### Instructions to follow
Give every entry again, word for word and in full.

[Stored dataset items]
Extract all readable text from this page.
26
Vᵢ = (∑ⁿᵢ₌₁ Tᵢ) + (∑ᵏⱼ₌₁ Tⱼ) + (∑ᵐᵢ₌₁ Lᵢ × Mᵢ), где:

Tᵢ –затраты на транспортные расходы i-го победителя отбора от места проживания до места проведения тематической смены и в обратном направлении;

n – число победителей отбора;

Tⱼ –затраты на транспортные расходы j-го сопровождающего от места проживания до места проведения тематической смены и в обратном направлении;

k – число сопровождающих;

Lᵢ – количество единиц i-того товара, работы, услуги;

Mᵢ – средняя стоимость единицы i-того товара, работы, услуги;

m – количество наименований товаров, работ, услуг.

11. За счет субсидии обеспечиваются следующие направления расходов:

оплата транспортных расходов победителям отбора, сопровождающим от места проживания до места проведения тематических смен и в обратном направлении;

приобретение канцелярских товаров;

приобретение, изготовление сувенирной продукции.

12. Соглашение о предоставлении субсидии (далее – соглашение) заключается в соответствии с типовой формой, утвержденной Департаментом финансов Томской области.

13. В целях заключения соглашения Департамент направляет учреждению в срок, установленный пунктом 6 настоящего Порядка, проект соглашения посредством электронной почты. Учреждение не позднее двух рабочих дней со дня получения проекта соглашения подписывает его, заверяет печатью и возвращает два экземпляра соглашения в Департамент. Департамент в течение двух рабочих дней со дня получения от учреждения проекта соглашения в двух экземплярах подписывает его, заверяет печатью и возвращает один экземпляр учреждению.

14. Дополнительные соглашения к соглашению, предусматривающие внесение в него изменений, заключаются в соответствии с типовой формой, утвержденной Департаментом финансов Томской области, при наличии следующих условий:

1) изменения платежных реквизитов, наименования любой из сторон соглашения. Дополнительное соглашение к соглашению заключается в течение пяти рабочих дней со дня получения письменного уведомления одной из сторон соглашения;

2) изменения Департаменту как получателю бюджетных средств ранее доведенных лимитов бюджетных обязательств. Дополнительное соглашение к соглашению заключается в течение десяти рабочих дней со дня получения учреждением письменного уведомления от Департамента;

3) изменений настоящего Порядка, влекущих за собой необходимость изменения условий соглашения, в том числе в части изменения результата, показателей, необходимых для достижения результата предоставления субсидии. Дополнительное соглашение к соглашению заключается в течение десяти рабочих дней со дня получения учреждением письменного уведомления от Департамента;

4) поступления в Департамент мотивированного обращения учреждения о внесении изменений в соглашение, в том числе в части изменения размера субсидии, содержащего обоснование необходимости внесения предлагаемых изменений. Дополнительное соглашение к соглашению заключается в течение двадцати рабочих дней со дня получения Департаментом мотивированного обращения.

### Complete output
Extract all readable text from this page.
26
Vᵢ = (∑ⁿᵢ₌₁ Tᵢ) + (∑ᵏⱼ₌₁ Tⱼ) + (∑ᵐᵢ₌₁ Lᵢ × Mᵢ), где:

Tᵢ –затраты на транспортные расходы i-го победителя отбора от места проживания до места проведения тематической смены и в обратном направлении;

n – число победителей отбора;

Tⱼ –затраты на транспортные расходы j-го сопровождающего от места проживания до места проведения тематической смены и в обратном направлении;

k – число сопровождающих;

Lᵢ – количество единиц i-того товара, работы, услуги;

Mᵢ – средняя стоимость единицы i-того товара, работы, услуги;

m – количество наименований товаров, работ, услуг.

11. За счет субсидии обеспечиваются следующие направления расходов:

оплата транспортных расходов победителям отбора, сопровождающим от места проживания до места проведения тематических смен и в обратном направлении;

приобретение канцелярских товаров;

приобретение, изготовление сувенирной продукции.

12. Соглашение о предоставлении субсидии (далее – соглашение) заключается в соответствии с типовой формой, утвержденной Департаментом финансов Томской области.

13. В целях заключения соглашения Департамент направляет учреждению в срок, установленный пунктом 6 настоящего Порядка, проект соглашения посредством электронной почты. Учреждение не позднее двух рабочих дней со дня получения проекта соглашения подписывает его, заверяет печатью и возвращает два экземпляра соглашения в Департамент. Департамент в течение двух рабочих дней со дня получения от учреждения проекта соглашения в двух экземплярах подписывает его, заверяет печатью и возвращает один экземпляр учреждению.

14. Дополнительные соглашения к соглашению, предусматривающие внесение в него изменений, заключаются в соответствии с типовой формой, утвержденной Департаментом финансов Томской области, при наличии следующих условий:

1) изменения платежных реквизитов, наименования любой из сторон соглашения. Дополнительное соглашение к соглашению заключается в течение пяти рабочих дней со дня получения письменного уведомления одной из сторон соглашения;

2) изменения Департаменту как получателю бюджетных средств ранее доведенных лимитов бюджетных обязательств. Дополнительное соглашение к соглашению заключается в течение десяти рабочих дней со дня получения учреждением письменного уведомления от Департамента;

3) изменений настоящего Порядка, влекущих за собой необходимость изменения условий соглашения, в том числе в части изменения результата, показателей, необходимых для достижения результата предоставления субсидии. Дополнительное соглашение к соглашению заключается в течение десяти рабочих дней со дня получения учреждением письменного уведомления от Департамента;

4) поступления в Департамент мотивированного обращения учреждения о внесении изменений в соглашение, в том числе в части изменения размера субсидии, содержащего обоснование необходимости внесения предлагаемых изменений. Дополнительное соглашение к соглашению заключается в течение двадцати рабочих дней со дня получения Департаментом мотивированного обращения.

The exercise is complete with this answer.